Data extracted from a collection
-=-=-

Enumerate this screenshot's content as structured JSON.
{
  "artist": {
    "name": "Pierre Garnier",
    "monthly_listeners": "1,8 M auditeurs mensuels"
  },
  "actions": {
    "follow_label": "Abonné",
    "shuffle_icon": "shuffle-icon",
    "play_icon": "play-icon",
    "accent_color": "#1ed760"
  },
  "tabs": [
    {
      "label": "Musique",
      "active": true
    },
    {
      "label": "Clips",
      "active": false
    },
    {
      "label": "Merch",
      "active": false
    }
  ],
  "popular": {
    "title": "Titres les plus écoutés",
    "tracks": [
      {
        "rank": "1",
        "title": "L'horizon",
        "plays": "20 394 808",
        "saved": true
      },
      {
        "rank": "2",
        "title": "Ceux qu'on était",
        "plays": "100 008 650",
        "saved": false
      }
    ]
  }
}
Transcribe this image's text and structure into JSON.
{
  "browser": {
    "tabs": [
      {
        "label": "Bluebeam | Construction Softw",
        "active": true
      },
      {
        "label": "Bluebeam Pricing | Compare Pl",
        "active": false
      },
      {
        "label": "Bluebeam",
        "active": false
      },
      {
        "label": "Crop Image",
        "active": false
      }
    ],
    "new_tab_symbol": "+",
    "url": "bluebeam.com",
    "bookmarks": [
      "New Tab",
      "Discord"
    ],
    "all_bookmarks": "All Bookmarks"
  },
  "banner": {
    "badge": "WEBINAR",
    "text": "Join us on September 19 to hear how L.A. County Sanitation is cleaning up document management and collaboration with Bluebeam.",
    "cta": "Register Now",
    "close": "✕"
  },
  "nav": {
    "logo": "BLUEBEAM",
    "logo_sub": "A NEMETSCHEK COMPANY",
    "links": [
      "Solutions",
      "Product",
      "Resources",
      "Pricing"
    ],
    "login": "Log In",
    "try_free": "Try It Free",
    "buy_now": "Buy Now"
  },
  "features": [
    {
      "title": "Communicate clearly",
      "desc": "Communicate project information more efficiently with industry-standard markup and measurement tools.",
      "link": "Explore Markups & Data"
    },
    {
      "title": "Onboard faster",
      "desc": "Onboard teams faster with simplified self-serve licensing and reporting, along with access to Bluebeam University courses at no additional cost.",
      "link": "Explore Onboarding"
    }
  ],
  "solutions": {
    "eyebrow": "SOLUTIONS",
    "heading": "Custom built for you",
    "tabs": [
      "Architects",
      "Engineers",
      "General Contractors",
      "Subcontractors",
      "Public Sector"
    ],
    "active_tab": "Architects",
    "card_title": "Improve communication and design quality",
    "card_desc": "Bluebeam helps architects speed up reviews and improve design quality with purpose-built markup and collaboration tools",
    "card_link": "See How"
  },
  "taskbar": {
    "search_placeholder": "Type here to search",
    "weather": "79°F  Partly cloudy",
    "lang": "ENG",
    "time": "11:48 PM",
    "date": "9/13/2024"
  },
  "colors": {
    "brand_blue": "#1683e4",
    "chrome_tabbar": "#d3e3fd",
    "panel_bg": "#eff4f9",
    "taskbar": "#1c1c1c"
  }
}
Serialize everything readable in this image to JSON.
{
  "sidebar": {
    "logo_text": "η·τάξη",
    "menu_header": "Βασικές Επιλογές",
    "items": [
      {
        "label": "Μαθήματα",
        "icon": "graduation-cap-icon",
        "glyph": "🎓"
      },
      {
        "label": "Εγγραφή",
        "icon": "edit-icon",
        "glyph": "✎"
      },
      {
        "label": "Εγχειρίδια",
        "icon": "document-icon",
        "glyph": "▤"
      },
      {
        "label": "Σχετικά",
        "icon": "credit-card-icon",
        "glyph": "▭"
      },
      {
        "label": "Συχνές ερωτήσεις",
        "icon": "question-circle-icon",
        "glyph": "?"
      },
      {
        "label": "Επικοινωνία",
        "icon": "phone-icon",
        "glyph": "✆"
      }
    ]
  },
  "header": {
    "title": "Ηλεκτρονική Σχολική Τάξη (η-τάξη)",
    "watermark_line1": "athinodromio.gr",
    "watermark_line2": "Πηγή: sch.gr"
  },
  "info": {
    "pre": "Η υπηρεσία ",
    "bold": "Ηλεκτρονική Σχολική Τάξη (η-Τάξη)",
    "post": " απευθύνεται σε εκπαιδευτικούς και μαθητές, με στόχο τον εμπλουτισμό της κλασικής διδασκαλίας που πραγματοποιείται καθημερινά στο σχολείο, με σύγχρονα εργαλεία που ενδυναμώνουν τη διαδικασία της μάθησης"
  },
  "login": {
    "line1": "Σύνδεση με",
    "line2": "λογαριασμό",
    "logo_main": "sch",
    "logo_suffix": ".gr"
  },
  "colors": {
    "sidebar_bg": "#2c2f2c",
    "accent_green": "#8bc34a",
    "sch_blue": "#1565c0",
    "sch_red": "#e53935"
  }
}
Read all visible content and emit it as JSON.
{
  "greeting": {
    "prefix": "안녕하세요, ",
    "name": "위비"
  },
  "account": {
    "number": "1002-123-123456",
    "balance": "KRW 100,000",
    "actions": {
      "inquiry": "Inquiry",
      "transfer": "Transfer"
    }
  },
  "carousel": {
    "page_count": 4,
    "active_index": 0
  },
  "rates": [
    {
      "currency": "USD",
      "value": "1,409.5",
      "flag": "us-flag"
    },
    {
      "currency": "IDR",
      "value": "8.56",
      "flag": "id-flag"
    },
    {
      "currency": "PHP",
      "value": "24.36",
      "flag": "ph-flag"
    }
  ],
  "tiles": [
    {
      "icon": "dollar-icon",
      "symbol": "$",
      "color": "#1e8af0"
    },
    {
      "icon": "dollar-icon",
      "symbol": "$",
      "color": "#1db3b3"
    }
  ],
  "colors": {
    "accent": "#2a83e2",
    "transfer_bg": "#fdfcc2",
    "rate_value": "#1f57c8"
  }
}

-=-=-

DIRECTIONS FOR THIS TASK ▸
Go through the data above and find the lines with the word "Σχολική". Copy each of those lines.

FINISHED ANSWER ▸
    "title": "Ηλεκτρονική Σχολική Τάξη (η-τάξη)",
    "bold": "Ηλεκτρονική Σχολική Τάξη (η-Τάξη)",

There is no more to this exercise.